## Exercise task
Your task is to give the number of lines in the listing that include "sklo", and nothing else.

## Supplied material
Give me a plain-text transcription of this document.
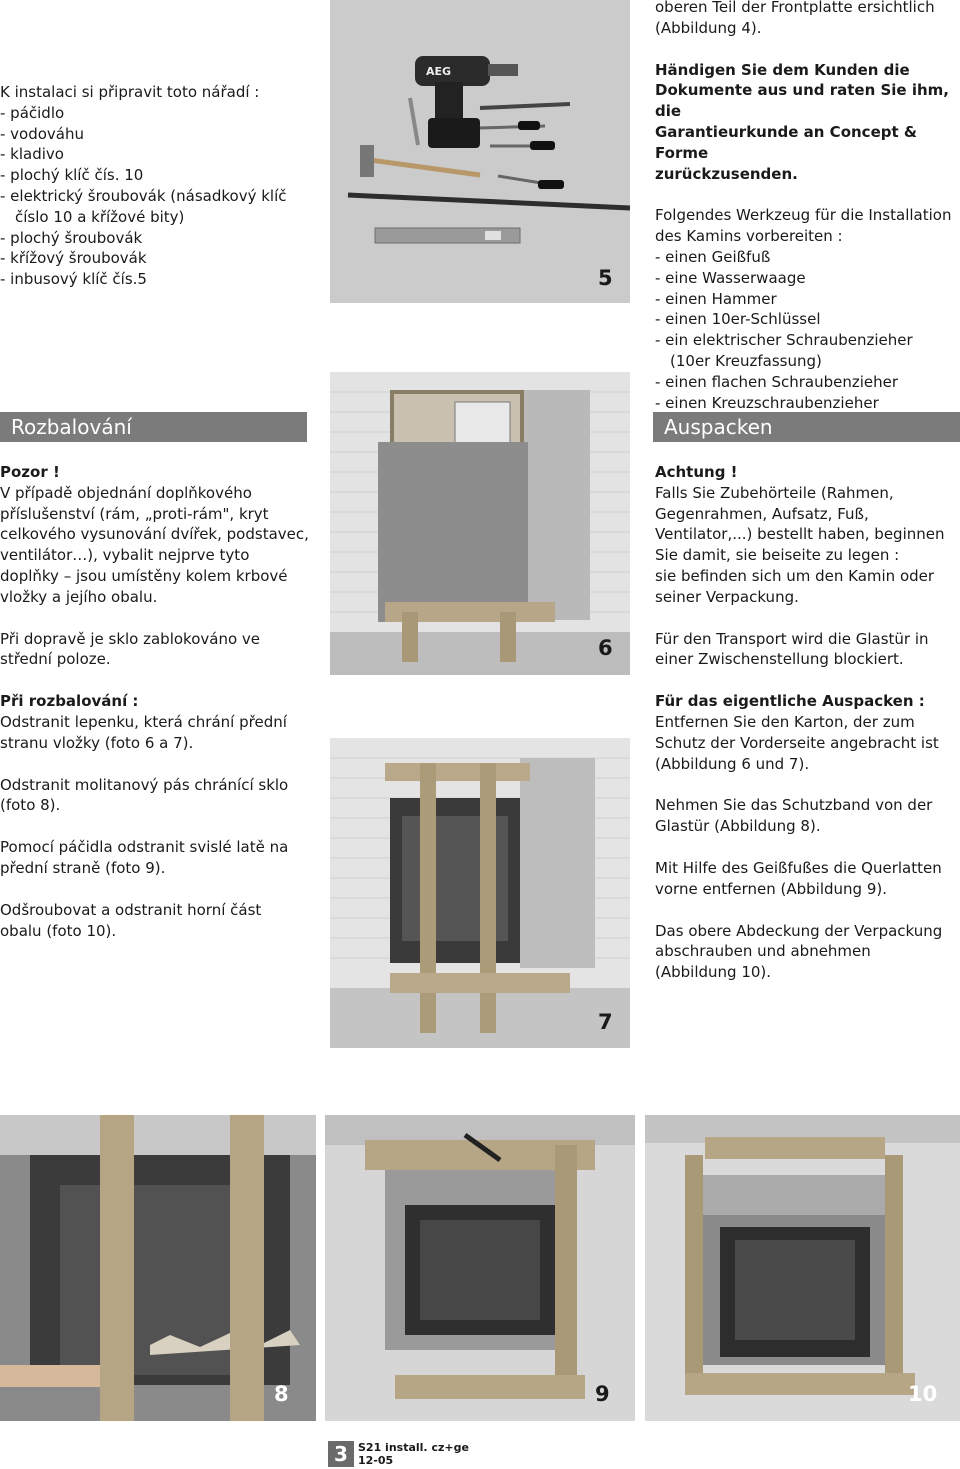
K instalaci si připravit toto nářadí :

- páčidlo
- vodováhu
- kladivo
- plochý klíč čís. 10
- elektrický šroubovák (násadkový klíč
číslo 10 a křížové bity)
- plochý šroubovák
- křížový šroubovák
- inbusový klíč čís.5

oberen Teil der Frontplatte ersichtlich

(Abbildung 4).

Händigen Sie dem Kunden die

Dokumente aus und raten Sie ihm, die

Garantieurkunde an Concept & Forme

zurückzusenden.

Folgendes Werkzeug für die Installation

des Kamins vorbereiten :

- einen Geißfuß
- eine Wasserwaage
- einen Hammer
- einen 10er-Schlüssel
- ein elektrischer Schraubenzieher
(10er Kreuzfassung)
- einen flachen Schraubenzieher
- einen Kreuzschraubenzieher
AEG
5
Rozbalování	Auspacken

Pozor !

V případě objednání doplňkového

příslušenství (rám, „proti-rám", kryt

celkového vysunování dvířek, podstavec,

ventilátor…), vybalit nejprve tyto

doplňky – jsou umístěny kolem krbové

vložky a jejího obalu.

Při dopravě je sklo zablokováno ve

střední poloze.

Při rozbalování :

Odstranit lepenku, která chrání přední

stranu vložky (foto 6 a 7).

Odstranit molitanový pás chránící sklo

(foto 8).

Pomocí páčidla odstranit svislé latě na

přední straně (foto 9).

Odšroubovat a odstranit horní část

obalu (foto 10).

Achtung !

Falls Sie Zubehörteile (Rahmen,

Gegenrahmen, Aufsatz, Fuß,

Ventilator,...) bestellt haben, beginnen

Sie damit, sie beiseite zu legen :

sie befinden sich um den Kamin oder

seiner Verpackung.

Für den Transport wird die Glastür in

einer Zwischenstellung blockiert.

Für das eigentliche Auspacken :

Entfernen Sie den Karton, der zum

Schutz der Vorderseite angebracht ist

(Abbildung 6 und 7).

Nehmen Sie das Schutzband von der

Glastür (Abbildung 8).

Mit Hilfe des Geißfußes die Querlatten

vorne entfernen (Abbildung 9).

Das obere Abdeckung der Verpackung

abschrauben und abnehmen

(Abbildung 10).

6
7
8	9	10
3 S21 install. cz+ge
12-05
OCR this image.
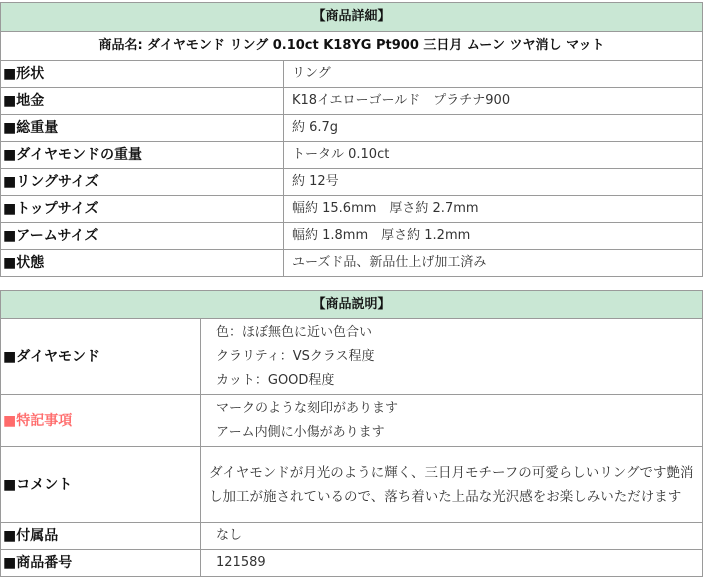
【商品詳細】	
商品名: ダイヤモンド リング 0.10ct K18YG Pt900 三日月 ムーン ツヤ消し マット	
■形状	リング
■地金	K18イエローゴールド　プラチナ900
■総重量	約 6.7g
■ダイヤモンドの重量	トータル 0.10ct
■リングサイズ	約 12号
■トップサイズ	幅約 15.6mm　厚さ約 2.7mm
■アームサイズ	幅約 1.8mm　厚さ約 1.2mm
■状態	ユーズド品、新品仕上げ加工済み
【商品説明】	
■ダイヤモンド	色：ほぼ無色に近い色合い
クラリティ：VSクラス程度
カット：GOOD程度

■特記事項	マークのような刻印があります
アーム内側に小傷があります

■コメント	ダイヤモンドが月光のように輝く、三日月モチーフの可愛らしいリングです艶消し加工が施されているので、落ち着いた上品な光沢感をお楽しみいただけます
■付属品	なし
■商品番号	121589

## Response
2